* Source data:
= = = = =

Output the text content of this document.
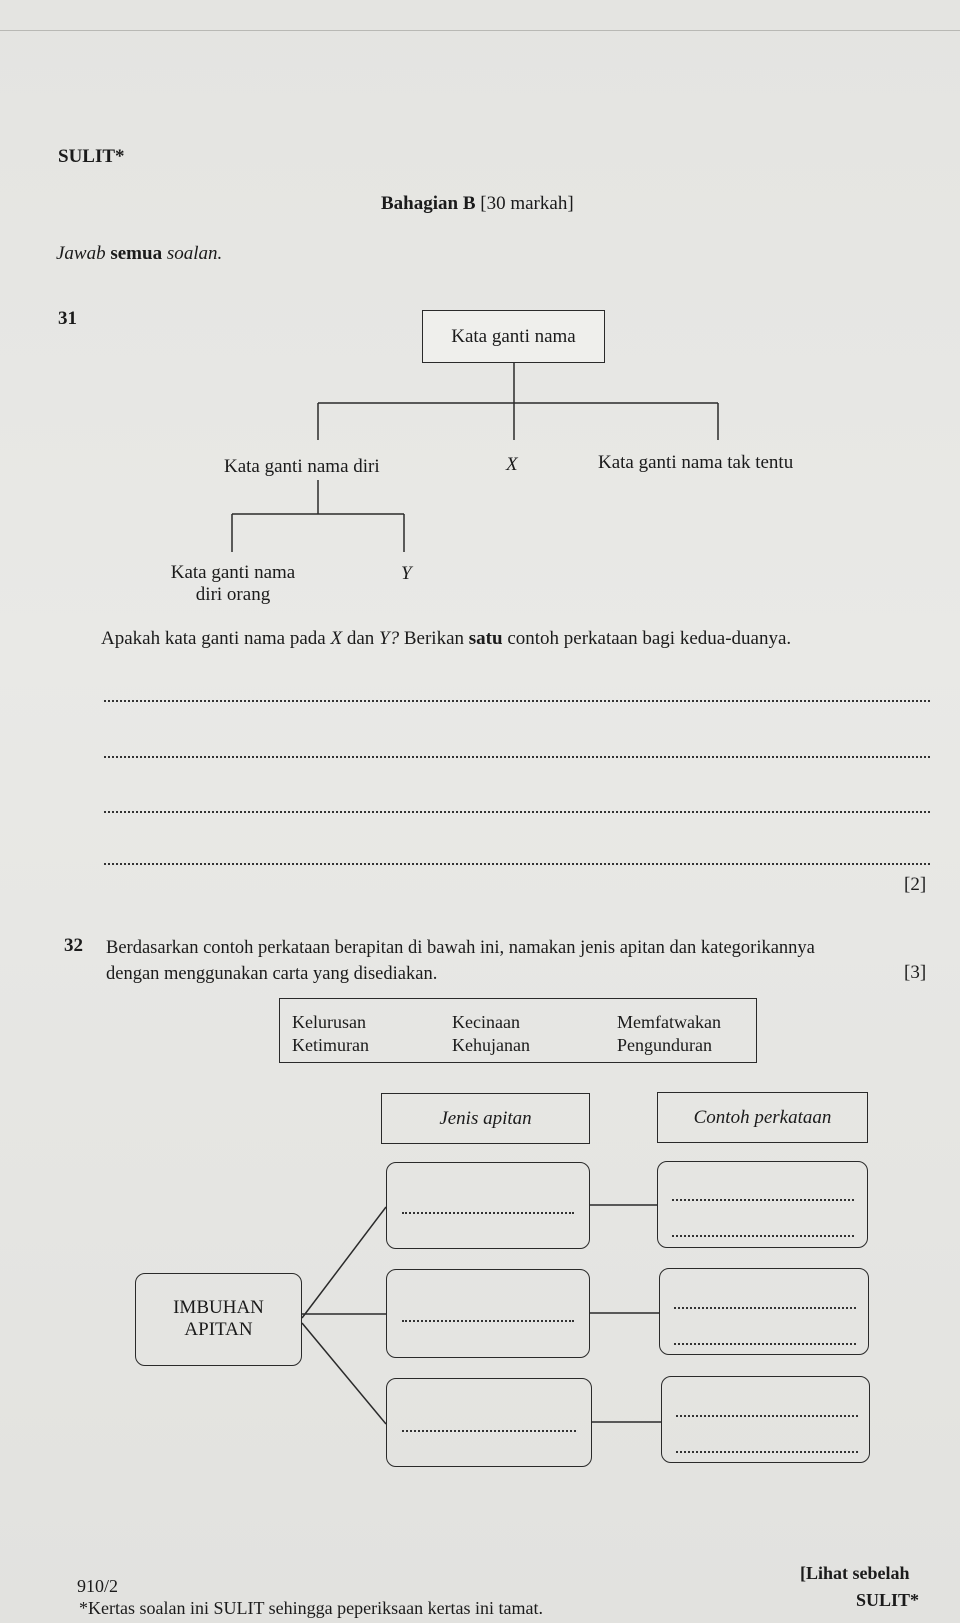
SULIT*
Bahagian B [30 markah]
Jawab semua soalan.
31
Kata ganti nama
Kata ganti nama diri	X	Kata ganti nama tak tentu
Kata ganti nama
diri orang
Y
Apakah kata ganti nama pada X dan Y? Berikan satu contoh perkataan bagi kedua-duanya.
[2]
32 Berdasarkan contoh perkataan berapitan di bawah ini, namakan jenis apitan dan kategorikannya
dengan menggunakan carta yang disediakan.	[3]
Kelurusan	Kecinaan	Memfatwakan
Ketimuran	Kehujanan	Pengunduran
Jenis apitan	Contoh perkataan
IMBUHAN
APITAN
910/2
*Kertas soalan ini SULIT sehingga peperiksaan kertas ini tamat.
[Lihat sebelah
SULIT*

= = = = =

* Exercise goal: Locate the lines above that contain "soalan" and copy them.

* Answer:
Jawab semua soalan.
*Kertas soalan ini SULIT sehingga peperiksaan kertas ini tamat.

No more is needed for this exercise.